§ Description of the task
Return each line of the data below verbatim; pictures are to be left out.

§ The input
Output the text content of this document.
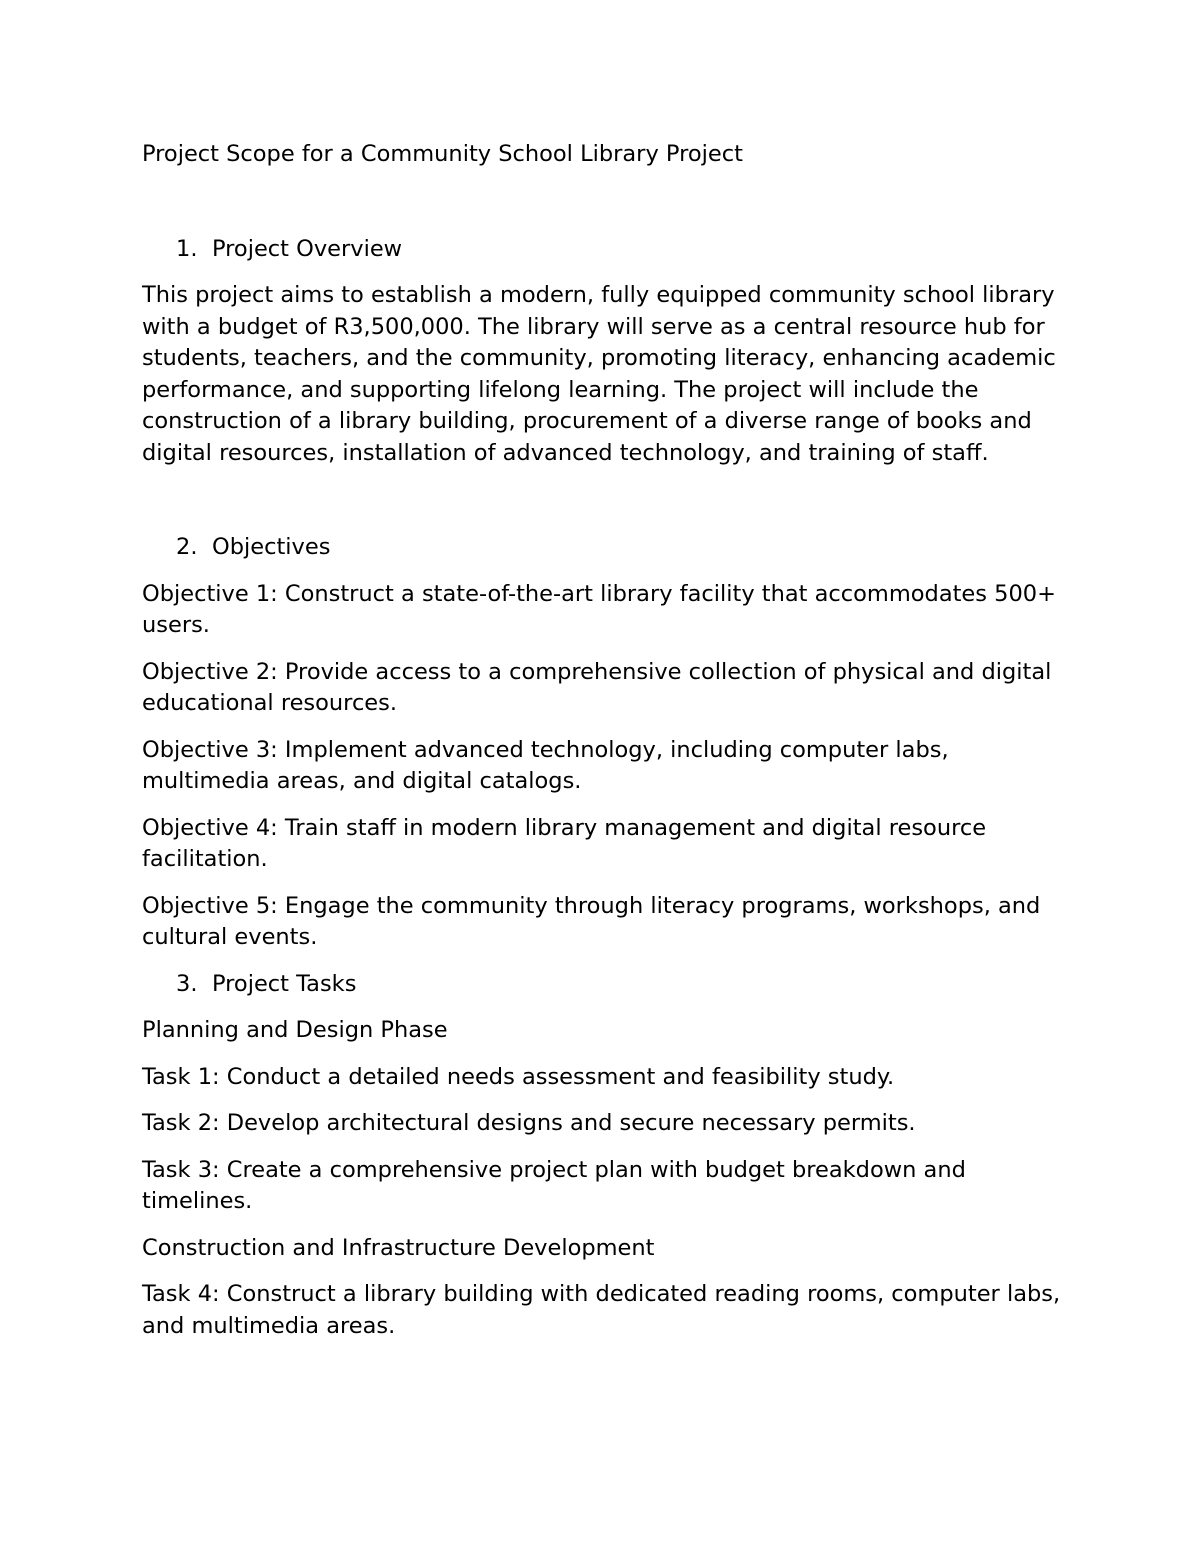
Project Scope for a Community School Library Project

1. Project Overview

This project aims to establish a modern, fully equipped community school library with a budget of R3,500,000. The library will serve as a central resource hub for students, teachers, and the community, promoting literacy, enhancing academic performance, and supporting lifelong learning. The project will include the construction of a library building, procurement of a diverse range of books and digital resources, installation of advanced technology, and training of staff.

2. Objectives

Objective 1: Construct a state-of-the-art library facility that accommodates 500+ users.

Objective 2: Provide access to a comprehensive collection of physical and digital educational resources.

Objective 3: Implement advanced technology, including computer labs, multimedia areas, and digital catalogs.

Objective 4: Train staff in modern library management and digital resource facilitation.

Objective 5: Engage the community through literacy programs, workshops, and cultural events.

3. Project Tasks

Planning and Design Phase

Task 1: Conduct a detailed needs assessment and feasibility study.

Task 2: Develop architectural designs and secure necessary permits.

Task 3: Create a comprehensive project plan with budget breakdown and timelines.

Construction and Infrastructure Development

Task 4: Construct a library building with dedicated reading rooms, computer labs, and multimedia areas.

§ Exercise response
Output the text content of this document.
Project Scope for a Community School Library Project

1. Project Overview

This project aims to establish a modern, fully equipped community school library with a budget of R3,500,000. The library will serve as a central resource hub for students, teachers, and the community, promoting literacy, enhancing academic performance, and supporting lifelong learning. The project will include the construction of a library building, procurement of a diverse range of books and digital resources, installation of advanced technology, and training of staff.

2. Objectives

Objective 1: Construct a state-of-the-art library facility that accommodates 500+ users.

Objective 2: Provide access to a comprehensive collection of physical and digital educational resources.

Objective 3: Implement advanced technology, including computer labs, multimedia areas, and digital catalogs.

Objective 4: Train staff in modern library management and digital resource facilitation.

Objective 5: Engage the community through literacy programs, workshops, and cultural events.

3. Project Tasks

Planning and Design Phase

Task 1: Conduct a detailed needs assessment and feasibility study.

Task 2: Develop architectural designs and secure necessary permits.

Task 3: Create a comprehensive project plan with budget breakdown and timelines.

Construction and Infrastructure Development

Task 4: Construct a library building with dedicated reading rooms, computer labs, and multimedia areas.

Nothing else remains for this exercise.